* _Instructions to follow_
Reproduce the full listing below word for word, every line in its original order.

* _Available records_

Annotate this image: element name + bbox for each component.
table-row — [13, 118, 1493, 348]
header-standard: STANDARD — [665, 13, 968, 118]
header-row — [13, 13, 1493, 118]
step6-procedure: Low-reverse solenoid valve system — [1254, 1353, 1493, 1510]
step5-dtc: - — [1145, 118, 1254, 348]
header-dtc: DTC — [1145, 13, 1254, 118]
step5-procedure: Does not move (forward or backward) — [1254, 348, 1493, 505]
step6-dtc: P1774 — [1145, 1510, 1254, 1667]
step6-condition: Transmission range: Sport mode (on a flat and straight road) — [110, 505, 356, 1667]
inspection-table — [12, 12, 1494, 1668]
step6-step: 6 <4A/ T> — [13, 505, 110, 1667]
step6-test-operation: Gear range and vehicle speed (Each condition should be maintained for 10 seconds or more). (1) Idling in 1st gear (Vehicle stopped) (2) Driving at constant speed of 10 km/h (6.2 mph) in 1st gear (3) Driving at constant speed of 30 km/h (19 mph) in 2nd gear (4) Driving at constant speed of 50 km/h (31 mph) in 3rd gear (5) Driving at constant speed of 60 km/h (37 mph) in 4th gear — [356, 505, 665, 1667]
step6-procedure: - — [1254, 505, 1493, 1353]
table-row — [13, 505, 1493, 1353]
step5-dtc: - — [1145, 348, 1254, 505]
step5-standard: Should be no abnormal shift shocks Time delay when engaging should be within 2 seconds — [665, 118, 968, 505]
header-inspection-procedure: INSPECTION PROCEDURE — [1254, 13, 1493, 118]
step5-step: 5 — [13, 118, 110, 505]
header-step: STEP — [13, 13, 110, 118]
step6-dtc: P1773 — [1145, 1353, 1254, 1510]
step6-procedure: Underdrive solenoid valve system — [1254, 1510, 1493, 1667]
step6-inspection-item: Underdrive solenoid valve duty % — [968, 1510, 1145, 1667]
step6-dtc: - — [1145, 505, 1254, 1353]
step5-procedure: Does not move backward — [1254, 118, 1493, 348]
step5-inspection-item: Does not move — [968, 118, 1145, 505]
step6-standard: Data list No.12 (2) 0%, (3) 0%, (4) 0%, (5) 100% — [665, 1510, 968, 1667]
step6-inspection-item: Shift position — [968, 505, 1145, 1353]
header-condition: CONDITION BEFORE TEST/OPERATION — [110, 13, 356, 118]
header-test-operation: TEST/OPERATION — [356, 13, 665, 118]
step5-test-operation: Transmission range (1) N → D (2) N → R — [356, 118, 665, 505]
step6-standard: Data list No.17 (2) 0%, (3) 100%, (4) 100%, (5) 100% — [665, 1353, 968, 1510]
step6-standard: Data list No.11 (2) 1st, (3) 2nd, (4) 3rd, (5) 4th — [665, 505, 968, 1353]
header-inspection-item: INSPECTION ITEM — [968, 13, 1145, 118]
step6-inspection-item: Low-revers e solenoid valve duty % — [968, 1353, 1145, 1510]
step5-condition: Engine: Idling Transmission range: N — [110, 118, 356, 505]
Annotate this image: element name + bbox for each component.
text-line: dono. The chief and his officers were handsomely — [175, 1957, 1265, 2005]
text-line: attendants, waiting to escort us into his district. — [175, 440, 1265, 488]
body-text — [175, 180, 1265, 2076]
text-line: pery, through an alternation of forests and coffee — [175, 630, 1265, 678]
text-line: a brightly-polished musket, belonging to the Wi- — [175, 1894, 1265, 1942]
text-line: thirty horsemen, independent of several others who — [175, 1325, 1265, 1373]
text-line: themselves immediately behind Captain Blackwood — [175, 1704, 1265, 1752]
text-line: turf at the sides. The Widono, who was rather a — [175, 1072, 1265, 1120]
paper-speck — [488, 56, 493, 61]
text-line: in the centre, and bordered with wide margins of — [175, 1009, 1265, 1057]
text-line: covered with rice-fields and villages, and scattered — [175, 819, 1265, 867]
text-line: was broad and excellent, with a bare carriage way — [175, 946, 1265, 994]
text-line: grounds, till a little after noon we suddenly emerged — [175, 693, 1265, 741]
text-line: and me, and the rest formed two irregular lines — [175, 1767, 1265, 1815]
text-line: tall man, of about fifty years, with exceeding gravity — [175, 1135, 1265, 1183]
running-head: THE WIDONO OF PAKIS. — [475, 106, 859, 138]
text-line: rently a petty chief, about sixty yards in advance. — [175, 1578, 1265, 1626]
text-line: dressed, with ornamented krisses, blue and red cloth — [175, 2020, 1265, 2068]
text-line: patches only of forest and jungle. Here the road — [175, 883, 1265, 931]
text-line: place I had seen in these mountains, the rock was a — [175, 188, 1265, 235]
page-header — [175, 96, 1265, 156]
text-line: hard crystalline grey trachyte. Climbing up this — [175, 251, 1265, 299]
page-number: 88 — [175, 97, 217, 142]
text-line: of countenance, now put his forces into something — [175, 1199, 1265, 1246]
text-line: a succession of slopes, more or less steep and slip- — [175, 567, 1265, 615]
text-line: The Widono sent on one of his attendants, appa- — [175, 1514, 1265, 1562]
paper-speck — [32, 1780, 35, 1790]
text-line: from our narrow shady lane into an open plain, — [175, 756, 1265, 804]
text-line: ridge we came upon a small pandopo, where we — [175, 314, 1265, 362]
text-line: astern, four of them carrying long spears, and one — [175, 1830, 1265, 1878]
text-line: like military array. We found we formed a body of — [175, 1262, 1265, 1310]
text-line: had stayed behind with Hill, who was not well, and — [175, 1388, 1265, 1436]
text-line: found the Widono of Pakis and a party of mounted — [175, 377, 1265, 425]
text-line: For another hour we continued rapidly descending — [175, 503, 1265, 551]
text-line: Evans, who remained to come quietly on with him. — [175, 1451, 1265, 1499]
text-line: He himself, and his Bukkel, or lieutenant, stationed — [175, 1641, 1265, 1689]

* _Answer_
Annotate this image: element name + bbox for each component.
table-row — [13, 118, 1493, 348]
header-standard: STANDARD — [665, 13, 968, 118]
header-row — [13, 13, 1493, 118]
step6-procedure: Low-reverse solenoid valve system — [1254, 1353, 1493, 1510]
step5-dtc: - — [1145, 118, 1254, 348]
header-dtc: DTC — [1145, 13, 1254, 118]
step5-procedure: Does not move (forward or backward) — [1254, 348, 1493, 505]
step6-dtc: P1774 — [1145, 1510, 1254, 1667]
step6-condition: Transmission range: Sport mode (on a flat and straight road) — [110, 505, 356, 1667]
inspection-table — [12, 12, 1494, 1668]
step6-step: 6 <4A/ T> — [13, 505, 110, 1667]
step6-test-operation: Gear range and vehicle speed (Each condition should be maintained for 10 seconds or more). (1) Idling in 1st gear (Vehicle stopped) (2) Driving at constant speed of 10 km/h (6.2 mph) in 1st gear (3) Driving at constant speed of 30 km/h (19 mph) in 2nd gear (4) Driving at constant speed of 50 km/h (31 mph) in 3rd gear (5) Driving at constant speed of 60 km/h (37 mph) in 4th gear — [356, 505, 665, 1667]
step6-procedure: - — [1254, 505, 1493, 1353]
table-row — [13, 505, 1493, 1353]
step5-dtc: - — [1145, 348, 1254, 505]
step5-standard: Should be no abnormal shift shocks Time delay when engaging should be within 2 seconds — [665, 118, 968, 505]
header-inspection-procedure: INSPECTION PROCEDURE — [1254, 13, 1493, 118]
step5-step: 5 — [13, 118, 110, 505]
header-step: STEP — [13, 13, 110, 118]
step6-dtc: P1773 — [1145, 1353, 1254, 1510]
step6-procedure: Underdrive solenoid valve system — [1254, 1510, 1493, 1667]
step6-inspection-item: Underdrive solenoid valve duty % — [968, 1510, 1145, 1667]
step6-dtc: - — [1145, 505, 1254, 1353]
step5-procedure: Does not move backward — [1254, 118, 1493, 348]
step5-inspection-item: Does not move — [968, 118, 1145, 505]
step6-standard: Data list No.12 (2) 0%, (3) 0%, (4) 0%, (5) 100% — [665, 1510, 968, 1667]
step6-inspection-item: Shift position — [968, 505, 1145, 1353]
header-condition: CONDITION BEFORE TEST/OPERATION — [110, 13, 356, 118]
header-test-operation: TEST/OPERATION — [356, 13, 665, 118]
step5-test-operation: Transmission range (1) N → D (2) N → R — [356, 118, 665, 505]
step6-standard: Data list No.17 (2) 0%, (3) 100%, (4) 100%, (5) 100% — [665, 1353, 968, 1510]
step6-standard: Data list No.11 (2) 1st, (3) 2nd, (4) 3rd, (5) 4th — [665, 505, 968, 1353]
header-inspection-item: INSPECTION ITEM — [968, 13, 1145, 118]
step6-inspection-item: Low-revers e solenoid valve duty % — [968, 1353, 1145, 1510]
step5-condition: Engine: Idling Transmission range: N — [110, 118, 356, 505]
Annotate this image: element name + bbox for each component.
text-line: dono. The chief and his officers were handsomely — [175, 1957, 1265, 2005]
text-line: attendants, waiting to escort us into his district. — [175, 440, 1265, 488]
body-text — [175, 180, 1265, 2076]
text-line: pery, through an alternation of forests and coffee — [175, 630, 1265, 678]
text-line: a brightly-polished musket, belonging to the Wi- — [175, 1894, 1265, 1942]
text-line: thirty horsemen, independent of several others who — [175, 1325, 1265, 1373]
text-line: themselves immediately behind Captain Blackwood — [175, 1704, 1265, 1752]
text-line: turf at the sides. The Widono, who was rather a — [175, 1072, 1265, 1120]
paper-speck — [488, 56, 493, 61]
text-line: in the centre, and bordered with wide margins of — [175, 1009, 1265, 1057]
text-line: covered with rice-fields and villages, and scattered — [175, 819, 1265, 867]
text-line: was broad and excellent, with a bare carriage way — [175, 946, 1265, 994]
text-line: grounds, till a little after noon we suddenly emerged — [175, 693, 1265, 741]
text-line: and me, and the rest formed two irregular lines — [175, 1767, 1265, 1815]
text-line: tall man, of about fifty years, with exceeding gravity — [175, 1135, 1265, 1183]
running-head: THE WIDONO OF PAKIS. — [475, 106, 859, 138]
text-line: rently a petty chief, about sixty yards in advance. — [175, 1578, 1265, 1626]
text-line: dressed, with ornamented krisses, blue and red cloth — [175, 2020, 1265, 2068]
text-line: patches only of forest and jungle. Here the road — [175, 883, 1265, 931]
text-line: place I had seen in these mountains, the rock was a — [175, 188, 1265, 235]
page-header — [175, 96, 1265, 156]
text-line: hard crystalline grey trachyte. Climbing up this — [175, 251, 1265, 299]
page-number: 88 — [175, 97, 217, 142]
text-line: of countenance, now put his forces into something — [175, 1199, 1265, 1246]
text-line: a succession of slopes, more or less steep and slip- — [175, 567, 1265, 615]
text-line: The Widono sent on one of his attendants, appa- — [175, 1514, 1265, 1562]
paper-speck — [32, 1780, 35, 1790]
text-line: from our narrow shady lane into an open plain, — [175, 756, 1265, 804]
text-line: ridge we came upon a small pandopo, where we — [175, 314, 1265, 362]
text-line: astern, four of them carrying long spears, and one — [175, 1830, 1265, 1878]
text-line: like military array. We found we formed a body of — [175, 1262, 1265, 1310]
text-line: had stayed behind with Hill, who was not well, and — [175, 1388, 1265, 1436]
text-line: found the Widono of Pakis and a party of mounted — [175, 377, 1265, 425]
text-line: For another hour we continued rapidly descending — [175, 503, 1265, 551]
text-line: Evans, who remained to come quietly on with him. — [175, 1451, 1265, 1499]
text-line: He himself, and his Bukkel, or lieutenant, stationed — [175, 1641, 1265, 1689]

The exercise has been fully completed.